● Set problem
Copy all the entries below exactly, but not the pictures.

━━━ Records shown ━━━

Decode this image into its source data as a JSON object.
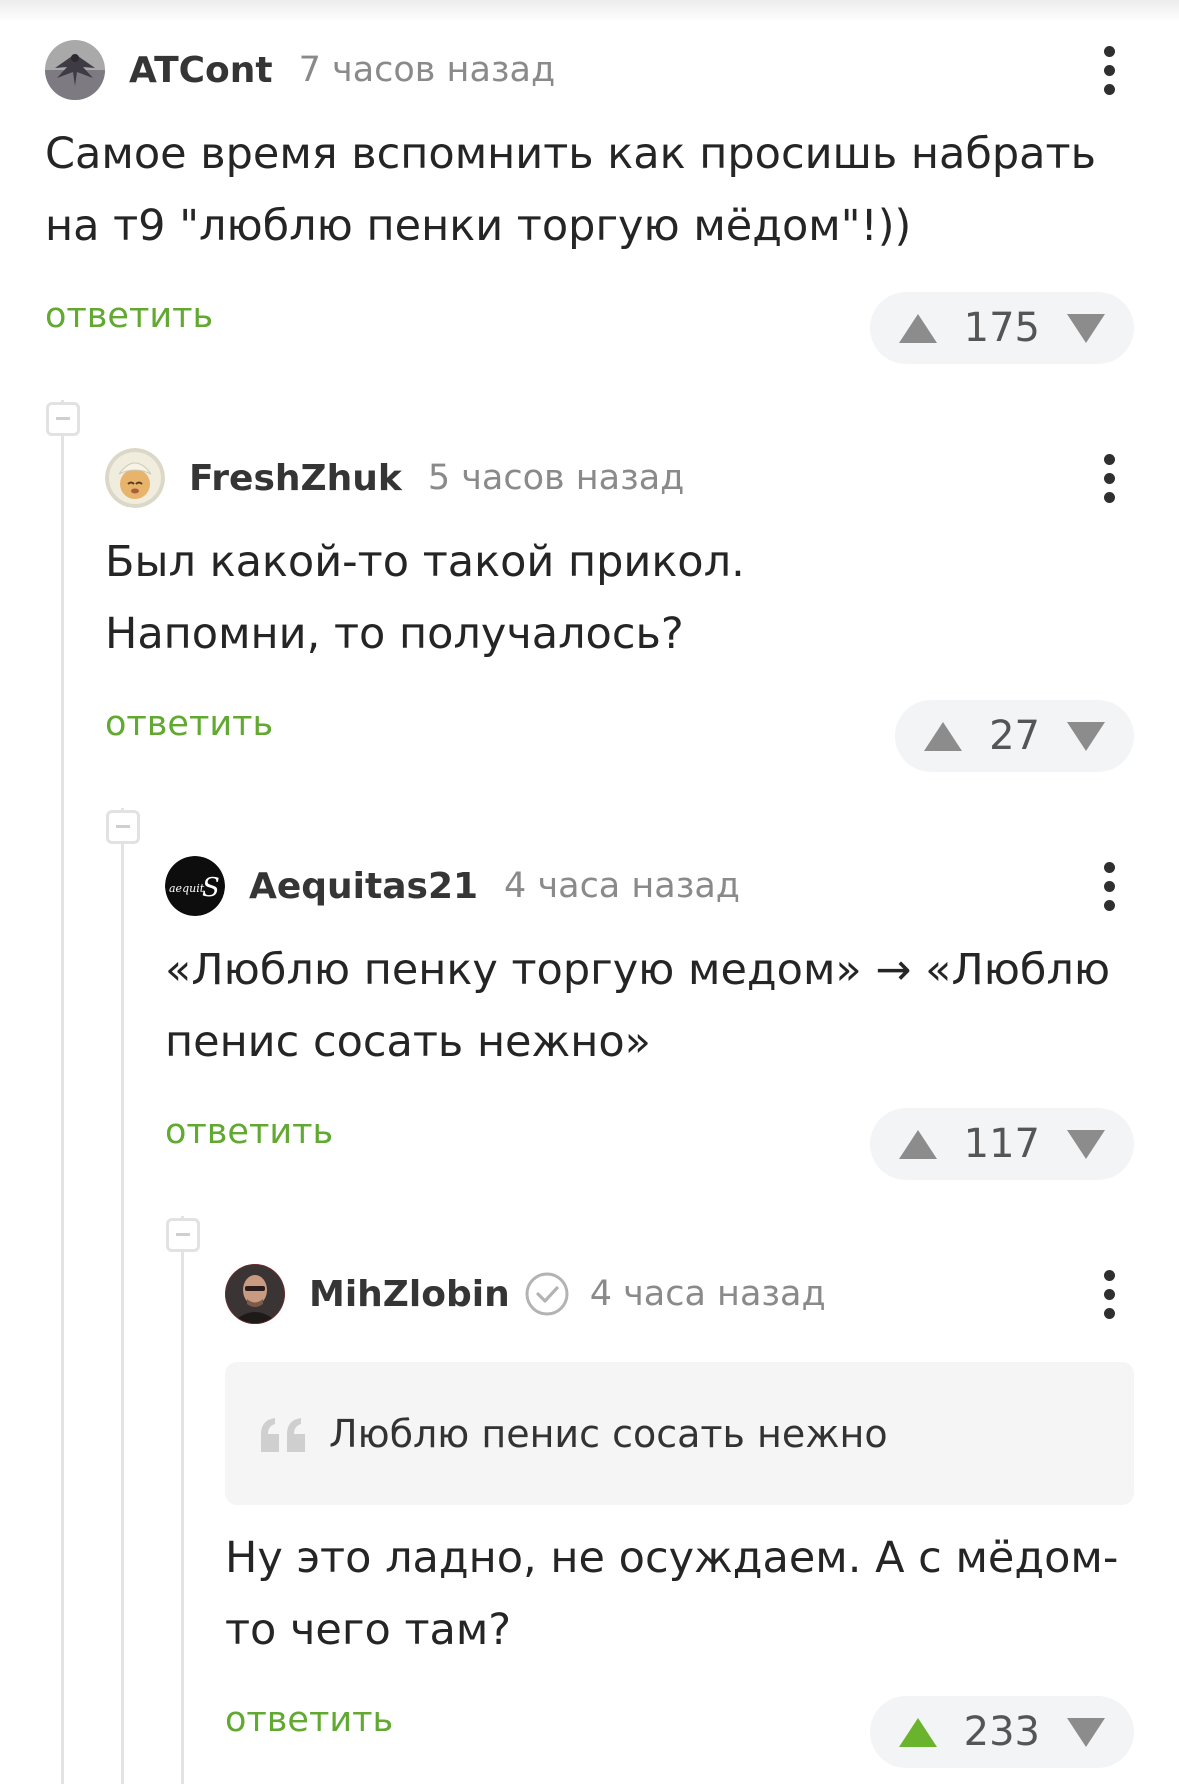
{
  "comments": [
    {
      "username": "ATCont",
      "time": "7 часов назад",
      "avatar": "winged-figure-avatar",
      "verified": false,
      "quote": null,
      "lines": [
        "Самое время вспомнить как просишь набрать",
        "на т9 \"люблю пенки торгую мёдом\"!))"
      ],
      "reply": "ответить",
      "score": "175",
      "upvoted": false
    },
    {
      "username": "FreshZhuk",
      "time": "5 часов назад",
      "avatar": "cartoon-face-avatar",
      "verified": false,
      "quote": null,
      "lines": [
        "Был какой-то такой прикол.",
        "Напомни, то получалось?"
      ],
      "reply": "ответить",
      "score": "27",
      "upvoted": false
    },
    {
      "username": "Aequitas21",
      "time": "4 часа назад",
      "avatar": "aequitas-logo-avatar",
      "verified": false,
      "quote": null,
      "lines": [
        "«Люблю пенку торгую медом» → «Люблю",
        "пенис сосать нежно»"
      ],
      "reply": "ответить",
      "score": "117",
      "upvoted": false
    },
    {
      "username": "MihZlobin",
      "time": "4 часа назад",
      "avatar": "man-portrait-avatar",
      "verified": true,
      "quote": "Люблю пенис сосать нежно",
      "lines": [
        "Ну это ладно, не осуждаем. А с мёдом-",
        "то чего там?"
      ],
      "reply": "ответить",
      "score": "233",
      "upvoted": true
    }
  ],
  "colors": {
    "reply_green": "#61a931",
    "upvote_active": "#6ab42d",
    "vote_inactive": "#8c8c8c",
    "rating_bg": "#f3f4f6",
    "thread_line": "#e3e3e3"
  }
}
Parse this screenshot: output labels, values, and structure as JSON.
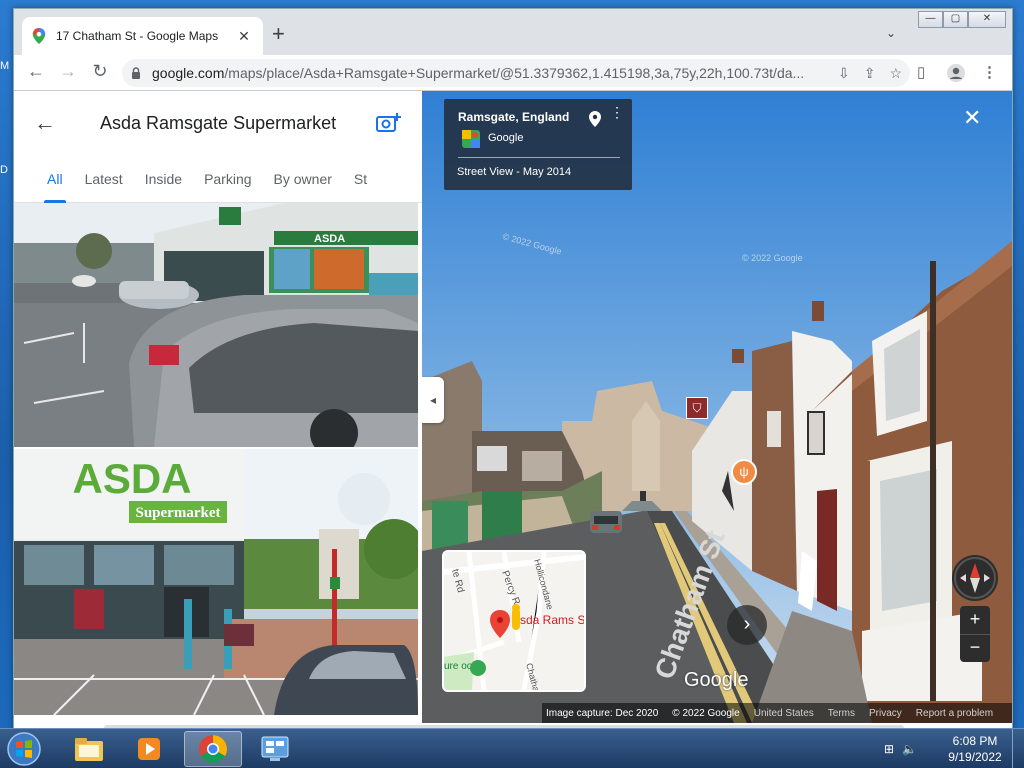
{
  "desktop": {
    "edge_text_1": "M",
    "edge_text_2": "D"
  },
  "browser": {
    "tab_title": "17 Chatham St - Google Maps",
    "tab_close": "✕",
    "new_tab": "+",
    "tab_search": "⌄",
    "url_host": "google.com",
    "url_rest": "/maps/place/Asda+Ramsgate+Supermarket/@51.3379362,1.415198,3a,75y,22h,100.73t/da...",
    "window_controls": {
      "minimize": "—",
      "maximize": "▢",
      "close": "✕"
    }
  },
  "left_pane": {
    "title": "Asda Ramsgate Supermarket",
    "tabs": [
      "All",
      "Latest",
      "Inside",
      "Parking",
      "By owner",
      "St"
    ],
    "active_tab": "All"
  },
  "street_view": {
    "place": "Ramsgate, England",
    "provider": "Google",
    "date_label": "Street View - May 2014",
    "street_label": "Chatham St",
    "google_logo": "Google",
    "minimap_labels": {
      "road_1": "te Rd",
      "road_2": "Percy R",
      "road_3": "Hollicondane",
      "place": "Asda Rams Supermark",
      "park": "ure ool",
      "street": "Chatham"
    },
    "footer": [
      "Image capture: Dec 2020",
      "© 2022 Google",
      "United States",
      "Terms",
      "Privacy",
      "Report a problem"
    ],
    "watermarks": [
      "© 2022 Google",
      "© 2022 Google"
    ]
  },
  "taskbar": {
    "time": "6:08 PM",
    "date": "9/19/2022"
  },
  "colors": {
    "accent": "#1a73e8",
    "sv_panel": "#223042",
    "pin_red": "#ea4335",
    "asda_green": "#78be20"
  },
  "icons": [
    "maps-favicon",
    "back-arrow-icon",
    "forward-arrow-icon",
    "reload-icon",
    "lock-icon",
    "download-icon",
    "share-icon",
    "bookmark-star-icon",
    "side-panel-icon",
    "profile-icon",
    "kebab-menu-icon",
    "add-photo-icon",
    "pin-icon",
    "close-icon",
    "chevron-left-icon",
    "chevron-right-icon",
    "compass-icon",
    "zoom-in-icon",
    "zoom-out-icon",
    "windows-start-icon",
    "explorer-icon",
    "media-player-icon",
    "chrome-icon",
    "control-panel-icon",
    "network-icon",
    "volume-icon"
  ]
}
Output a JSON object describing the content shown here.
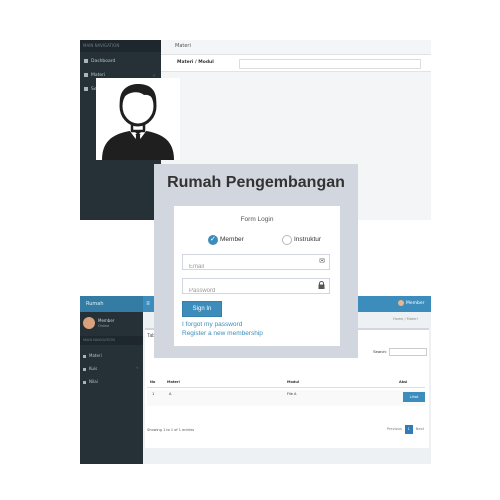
{
  "top_screen": {
    "sidebar_header": "MAIN NAVIGATION",
    "sidebar_items": [
      {
        "label": "Dashboard",
        "has_chevron": false
      },
      {
        "label": "Materi",
        "has_chevron": true
      },
      {
        "label": "Sertifikat",
        "has_chevron": false
      }
    ],
    "breadcrumb": "Materi",
    "field_label": "Materi / Modul"
  },
  "bottom_screen": {
    "logo": "Rumah Pengembangan",
    "user_name": "Member",
    "profile_name": "Member",
    "profile_status": "Online",
    "nav_header": "MAIN NAVIGATION",
    "sidebar_items": [
      {
        "label": "Materi",
        "has_chevron": false
      },
      {
        "label": "Kuis",
        "has_chevron": true
      },
      {
        "label": "Nilai",
        "has_chevron": false
      }
    ],
    "breadcrumb": "Home / Materi",
    "box_title": "Tabel",
    "search_label": "Search:",
    "table_headers": [
      "No",
      "Materi",
      "Modul",
      "Aksi"
    ],
    "table_row": [
      "1",
      "A",
      "File A",
      "Lihat"
    ],
    "info": "Showing 1 to 1 of 1 entries",
    "pager": {
      "prev": "Previous",
      "current": "1",
      "next": "Next"
    }
  },
  "login": {
    "title": "Rumah Pengembangan",
    "form_title": "Form Login",
    "roles": [
      {
        "label": "Member",
        "selected": true
      },
      {
        "label": "Instruktur",
        "selected": false
      }
    ],
    "email_placeholder": "Email",
    "password_placeholder": "Password",
    "email_icon": "envelope-icon",
    "password_icon": "lock-icon",
    "signin_label": "Sign In",
    "forgot_link": "I forgot my password",
    "register_link": "Register a new membership",
    "accent_color": "#3c8dbc"
  }
}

━━━

● Reply
Decode this image into its source data as a JSON object.
{
  "comments": [
    {
      "username": "ATCont",
      "time": "7 часов назад",
      "avatar": "winged-figure-avatar",
      "verified": false,
      "quote": null,
      "lines": [
        "Самое время вспомнить как просишь набрать",
        "на т9 \"люблю пенки торгую мёдом\"!))"
      ],
      "reply": "ответить",
      "score": "175",
      "upvoted": false
    },
    {
      "username": "FreshZhuk",
      "time": "5 часов назад",
      "avatar": "cartoon-face-avatar",
      "verified": false,
      "quote": null,
      "lines": [
        "Был какой-то такой прикол.",
        "Напомни, то получалось?"
      ],
      "reply": "ответить",
      "score": "27",
      "upvoted": false
    },
    {
      "username": "Aequitas21",
      "time": "4 часа назад",
      "avatar": "aequitas-logo-avatar",
      "verified": false,
      "quote": null,
      "lines": [
        "«Люблю пенку торгую медом» → «Люблю",
        "пенис сосать нежно»"
      ],
      "reply": "ответить",
      "score": "117",
      "upvoted": false
    },
    {
      "username": "MihZlobin",
      "time": "4 часа назад",
      "avatar": "man-portrait-avatar",
      "verified": true,
      "quote": "Люблю пенис сосать нежно",
      "lines": [
        "Ну это ладно, не осуждаем. А с мёдом-",
        "то чего там?"
      ],
      "reply": "ответить",
      "score": "233",
      "upvoted": true
    }
  ],
  "colors": {
    "reply_green": "#61a931",
    "upvote_active": "#6ab42d",
    "vote_inactive": "#8c8c8c",
    "rating_bg": "#f3f4f6",
    "thread_line": "#e3e3e3"
  }
}
Parse this screenshot: output labels, values, and structure as JSON.
{
  "desktop": {
    "edge_text_1": "M",
    "edge_text_2": "D"
  },
  "browser": {
    "tab_title": "17 Chatham St - Google Maps",
    "tab_close": "✕",
    "new_tab": "+",
    "tab_search": "⌄",
    "url_host": "google.com",
    "url_rest": "/maps/place/Asda+Ramsgate+Supermarket/@51.3379362,1.415198,3a,75y,22h,100.73t/da...",
    "window_controls": {
      "minimize": "—",
      "maximize": "▢",
      "close": "✕"
    }
  },
  "left_pane": {
    "title": "Asda Ramsgate Supermarket",
    "tabs": [
      "All",
      "Latest",
      "Inside",
      "Parking",
      "By owner",
      "St"
    ],
    "active_tab": "All"
  },
  "street_view": {
    "place": "Ramsgate, England",
    "provider": "Google",
    "date_label": "Street View - May 2014",
    "street_label": "Chatham St",
    "google_logo": "Google",
    "minimap_labels": {
      "road_1": "te Rd",
      "road_2": "Percy R",
      "road_3": "Hollicondane",
      "place": "Asda Rams Supermark",
      "park": "ure ool",
      "street": "Chatham"
    },
    "footer": [
      "Image capture: Dec 2020",
      "© 2022 Google",
      "United States",
      "Terms",
      "Privacy",
      "Report a problem"
    ],
    "watermarks": [
      "© 2022 Google",
      "© 2022 Google"
    ]
  },
  "taskbar": {
    "time": "6:08 PM",
    "date": "9/19/2022"
  },
  "colors": {
    "accent": "#1a73e8",
    "sv_panel": "#223042",
    "pin_red": "#ea4335",
    "asda_green": "#78be20"
  },
  "icons": [
    "maps-favicon",
    "back-arrow-icon",
    "forward-arrow-icon",
    "reload-icon",
    "lock-icon",
    "download-icon",
    "share-icon",
    "bookmark-star-icon",
    "side-panel-icon",
    "profile-icon",
    "kebab-menu-icon",
    "add-photo-icon",
    "pin-icon",
    "close-icon",
    "chevron-left-icon",
    "chevron-right-icon",
    "compass-icon",
    "zoom-in-icon",
    "zoom-out-icon",
    "windows-start-icon",
    "explorer-icon",
    "media-player-icon",
    "chrome-icon",
    "control-panel-icon",
    "network-icon",
    "volume-icon"
  ]
}
Output a JSON object describing the content shown here.
{
  "top_screen": {
    "sidebar_header": "MAIN NAVIGATION",
    "sidebar_items": [
      {
        "label": "Dashboard",
        "has_chevron": false
      },
      {
        "label": "Materi",
        "has_chevron": true
      },
      {
        "label": "Sertifikat",
        "has_chevron": false
      }
    ],
    "breadcrumb": "Materi",
    "field_label": "Materi / Modul"
  },
  "bottom_screen": {
    "logo": "Rumah Pengembangan",
    "user_name": "Member",
    "profile_name": "Member",
    "profile_status": "Online",
    "nav_header": "MAIN NAVIGATION",
    "sidebar_items": [
      {
        "label": "Materi",
        "has_chevron": false
      },
      {
        "label": "Kuis",
        "has_chevron": true
      },
      {
        "label": "Nilai",
        "has_chevron": false
      }
    ],
    "breadcrumb": "Home / Materi",
    "box_title": "Tabel",
    "search_label": "Search:",
    "table_headers": [
      "No",
      "Materi",
      "Modul",
      "Aksi"
    ],
    "table_row": [
      "1",
      "A",
      "File A",
      "Lihat"
    ],
    "info": "Showing 1 to 1 of 1 entries",
    "pager": {
      "prev": "Previous",
      "current": "1",
      "next": "Next"
    }
  },
  "login": {
    "title": "Rumah Pengembangan",
    "form_title": "Form Login",
    "roles": [
      {
        "label": "Member",
        "selected": true
      },
      {
        "label": "Instruktur",
        "selected": false
      }
    ],
    "email_placeholder": "Email",
    "password_placeholder": "Password",
    "email_icon": "envelope-icon",
    "password_icon": "lock-icon",
    "signin_label": "Sign In",
    "forgot_link": "I forgot my password",
    "register_link": "Register a new membership",
    "accent_color": "#3c8dbc"
  }
}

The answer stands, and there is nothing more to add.